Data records
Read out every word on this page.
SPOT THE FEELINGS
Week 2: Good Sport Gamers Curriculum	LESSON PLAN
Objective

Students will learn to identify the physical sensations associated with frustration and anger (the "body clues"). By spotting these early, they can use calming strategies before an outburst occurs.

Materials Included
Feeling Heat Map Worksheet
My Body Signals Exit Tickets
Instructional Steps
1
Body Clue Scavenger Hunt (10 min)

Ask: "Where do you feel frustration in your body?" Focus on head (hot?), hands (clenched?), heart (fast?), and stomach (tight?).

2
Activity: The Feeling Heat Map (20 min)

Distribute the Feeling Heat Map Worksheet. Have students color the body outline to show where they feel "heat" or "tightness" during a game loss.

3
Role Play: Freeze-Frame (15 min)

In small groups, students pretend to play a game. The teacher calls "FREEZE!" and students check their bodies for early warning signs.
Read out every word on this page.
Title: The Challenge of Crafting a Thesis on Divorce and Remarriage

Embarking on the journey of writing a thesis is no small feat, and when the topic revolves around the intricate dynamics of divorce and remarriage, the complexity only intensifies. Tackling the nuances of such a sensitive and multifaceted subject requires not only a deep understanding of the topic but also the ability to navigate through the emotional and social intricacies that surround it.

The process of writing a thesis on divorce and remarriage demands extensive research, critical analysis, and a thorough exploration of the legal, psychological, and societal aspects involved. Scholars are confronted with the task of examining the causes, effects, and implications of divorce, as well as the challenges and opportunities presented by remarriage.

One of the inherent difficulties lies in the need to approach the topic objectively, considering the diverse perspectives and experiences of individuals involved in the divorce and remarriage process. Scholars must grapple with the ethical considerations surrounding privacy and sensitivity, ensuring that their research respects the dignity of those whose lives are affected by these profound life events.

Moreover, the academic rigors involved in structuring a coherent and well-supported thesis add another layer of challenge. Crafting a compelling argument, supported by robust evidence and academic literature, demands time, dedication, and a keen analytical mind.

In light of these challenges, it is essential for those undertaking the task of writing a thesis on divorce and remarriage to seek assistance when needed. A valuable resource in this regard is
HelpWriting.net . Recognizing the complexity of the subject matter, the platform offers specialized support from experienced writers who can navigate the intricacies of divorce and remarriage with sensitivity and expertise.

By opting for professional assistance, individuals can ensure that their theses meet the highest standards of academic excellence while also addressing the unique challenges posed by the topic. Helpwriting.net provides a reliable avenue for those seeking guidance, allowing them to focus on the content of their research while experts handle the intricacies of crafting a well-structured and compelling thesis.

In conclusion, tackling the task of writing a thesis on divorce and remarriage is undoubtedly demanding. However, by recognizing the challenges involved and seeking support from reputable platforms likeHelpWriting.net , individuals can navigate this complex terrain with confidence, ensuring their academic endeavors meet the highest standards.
==
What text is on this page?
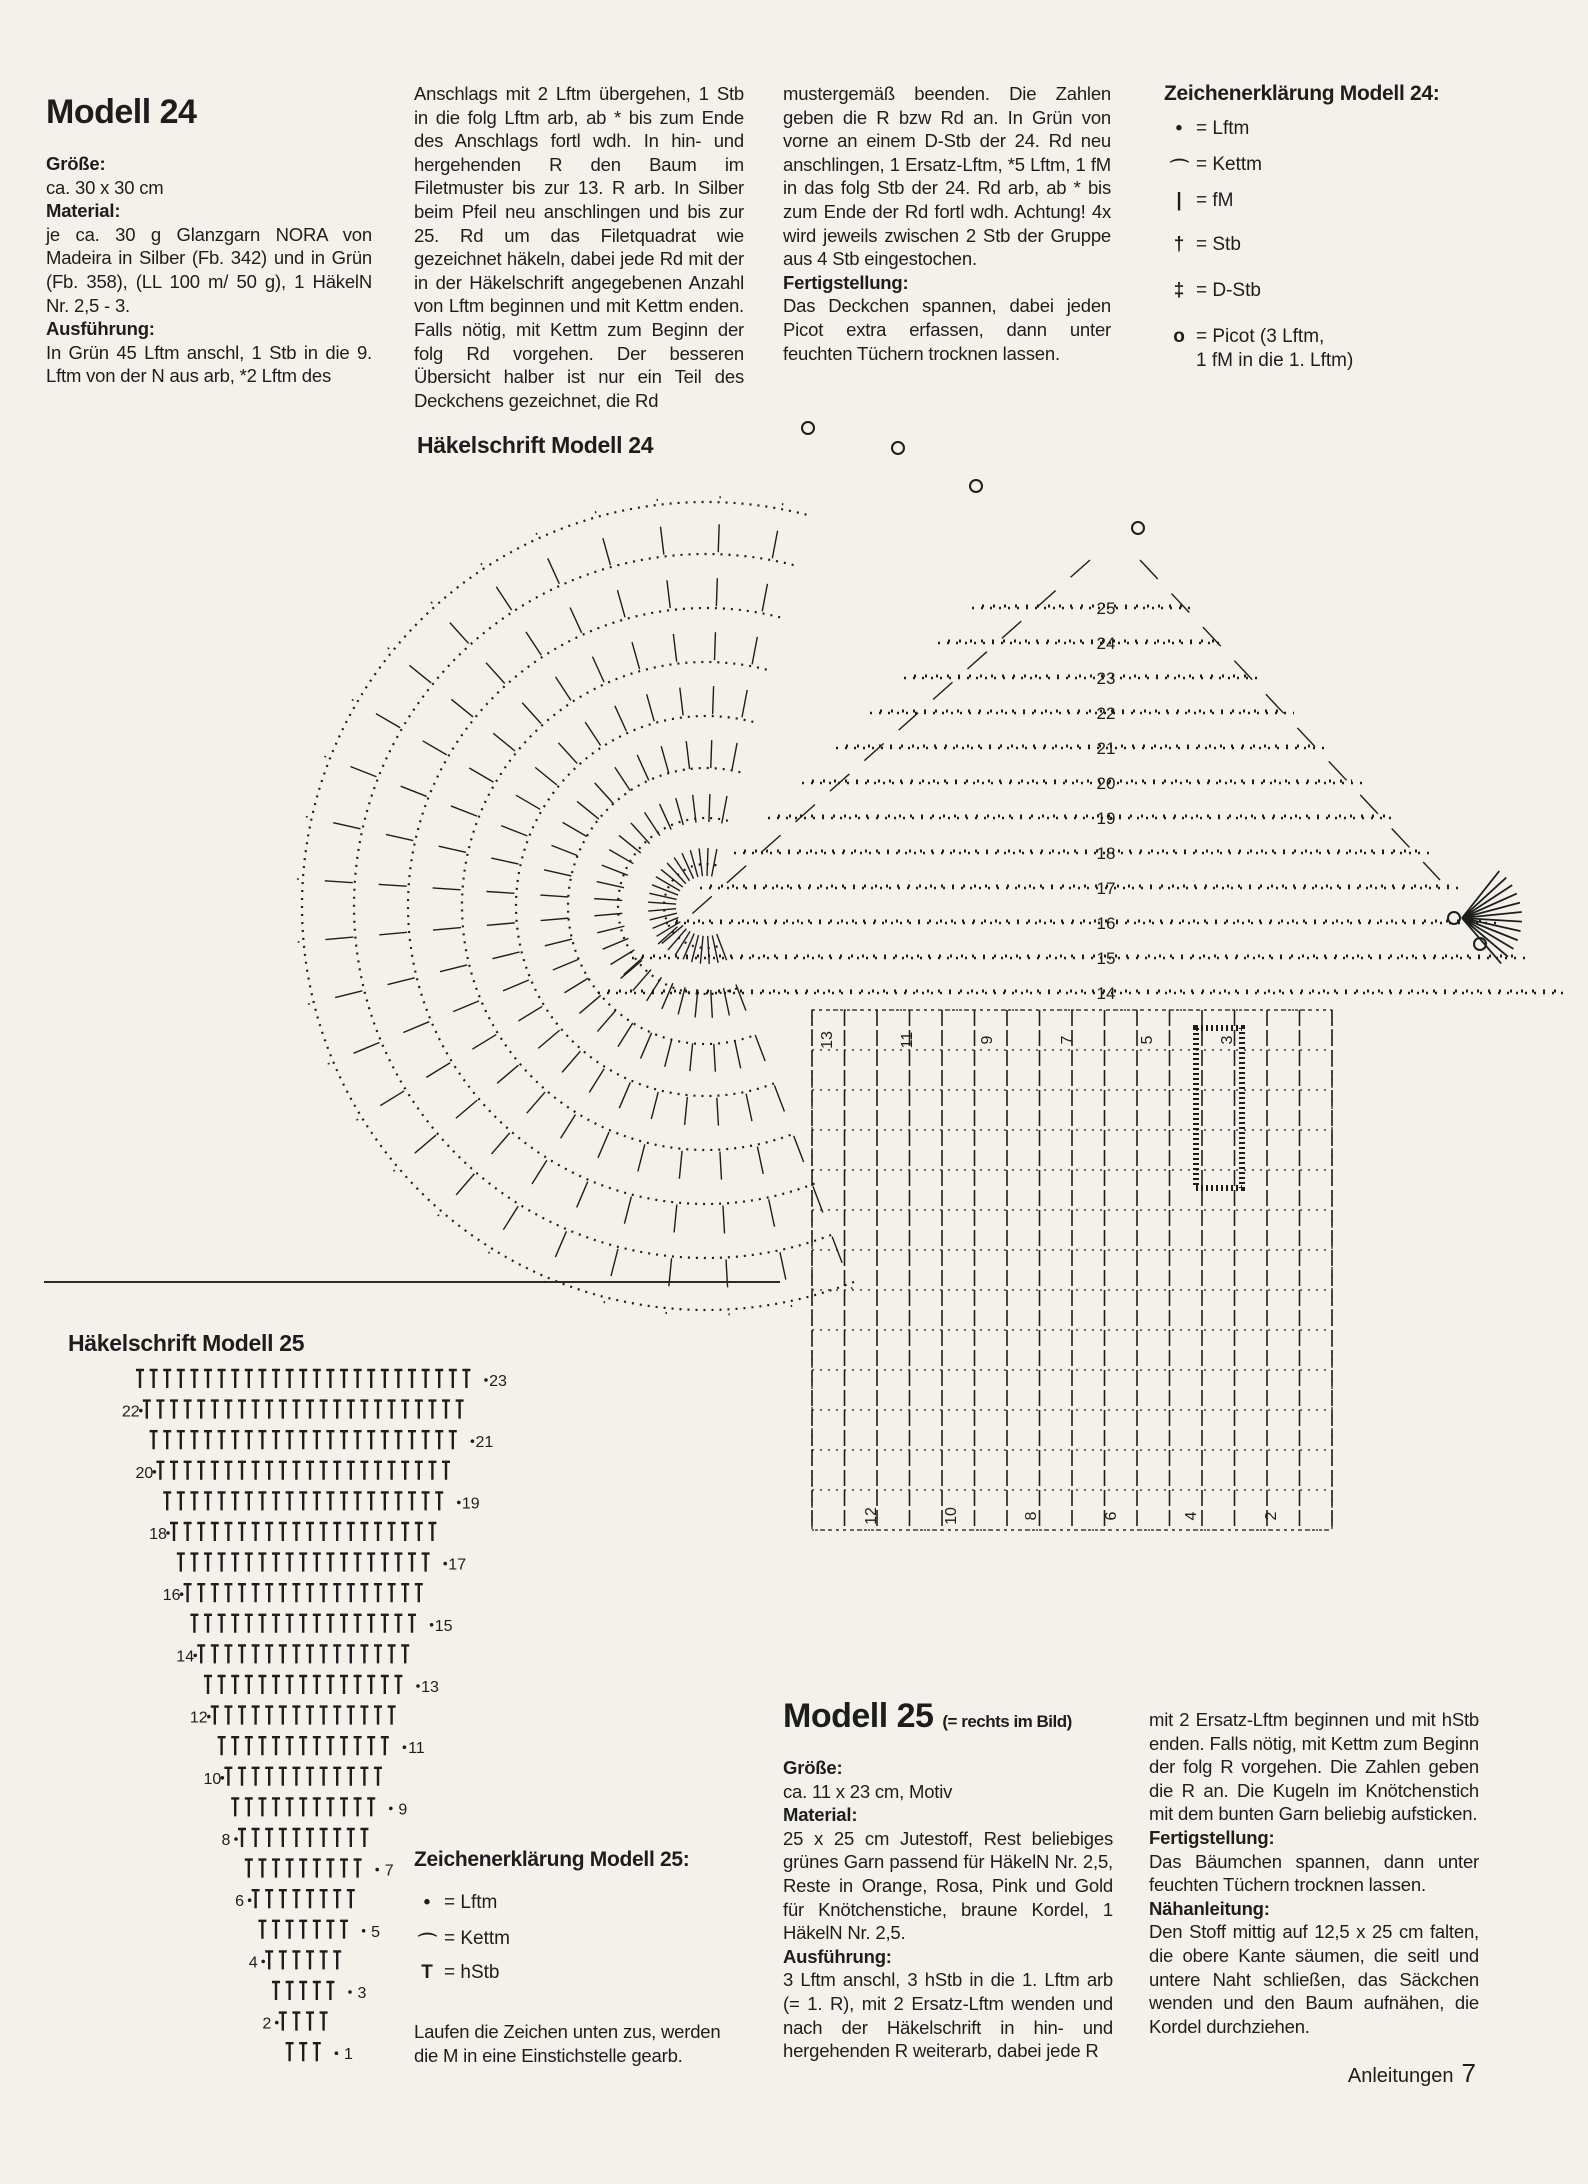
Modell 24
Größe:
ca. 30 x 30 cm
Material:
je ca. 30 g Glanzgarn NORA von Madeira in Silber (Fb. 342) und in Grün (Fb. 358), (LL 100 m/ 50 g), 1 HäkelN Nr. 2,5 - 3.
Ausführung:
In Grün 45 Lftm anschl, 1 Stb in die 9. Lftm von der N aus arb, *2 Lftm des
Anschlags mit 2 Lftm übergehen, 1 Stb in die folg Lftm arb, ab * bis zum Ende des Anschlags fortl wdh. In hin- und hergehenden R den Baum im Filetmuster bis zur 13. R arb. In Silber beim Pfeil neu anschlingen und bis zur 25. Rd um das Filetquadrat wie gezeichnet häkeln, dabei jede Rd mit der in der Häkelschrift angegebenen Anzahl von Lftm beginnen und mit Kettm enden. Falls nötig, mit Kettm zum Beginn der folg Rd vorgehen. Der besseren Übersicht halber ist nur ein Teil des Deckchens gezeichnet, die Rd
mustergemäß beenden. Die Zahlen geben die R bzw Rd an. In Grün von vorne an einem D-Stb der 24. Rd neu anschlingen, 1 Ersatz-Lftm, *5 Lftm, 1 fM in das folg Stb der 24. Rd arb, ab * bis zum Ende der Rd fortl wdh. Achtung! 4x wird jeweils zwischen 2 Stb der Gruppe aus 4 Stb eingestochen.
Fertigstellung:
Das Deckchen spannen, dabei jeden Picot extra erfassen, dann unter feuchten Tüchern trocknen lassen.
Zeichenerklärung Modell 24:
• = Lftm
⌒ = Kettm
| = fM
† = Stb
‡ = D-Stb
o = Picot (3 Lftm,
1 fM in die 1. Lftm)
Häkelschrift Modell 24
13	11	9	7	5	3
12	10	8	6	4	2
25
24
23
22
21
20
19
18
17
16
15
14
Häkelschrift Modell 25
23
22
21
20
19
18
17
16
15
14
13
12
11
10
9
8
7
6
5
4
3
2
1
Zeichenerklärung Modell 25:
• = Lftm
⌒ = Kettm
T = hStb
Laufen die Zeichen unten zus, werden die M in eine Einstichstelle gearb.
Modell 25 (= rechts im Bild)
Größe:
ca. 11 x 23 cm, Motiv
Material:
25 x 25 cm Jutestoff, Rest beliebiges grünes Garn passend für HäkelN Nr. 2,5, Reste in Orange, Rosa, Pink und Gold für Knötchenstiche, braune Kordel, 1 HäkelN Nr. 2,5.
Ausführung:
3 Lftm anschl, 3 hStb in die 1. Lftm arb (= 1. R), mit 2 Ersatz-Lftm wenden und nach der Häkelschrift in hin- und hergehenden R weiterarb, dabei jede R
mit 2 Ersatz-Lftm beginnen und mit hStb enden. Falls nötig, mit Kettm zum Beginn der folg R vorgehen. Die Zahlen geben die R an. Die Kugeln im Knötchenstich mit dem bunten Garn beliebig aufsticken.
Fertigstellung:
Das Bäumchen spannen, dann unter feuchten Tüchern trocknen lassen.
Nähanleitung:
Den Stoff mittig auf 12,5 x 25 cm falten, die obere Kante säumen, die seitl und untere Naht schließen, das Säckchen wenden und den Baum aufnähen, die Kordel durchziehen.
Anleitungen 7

# Task to carry out
Gather all lines from the records above in which "trocknen" appears.

# Task response
Das Deckchen spannen, dabei jeden Picot extra erfassen, dann unter feuchten Tüchern trocknen lassen.
Das Bäumchen spannen, dann unter feuchten Tüchern trocknen lassen.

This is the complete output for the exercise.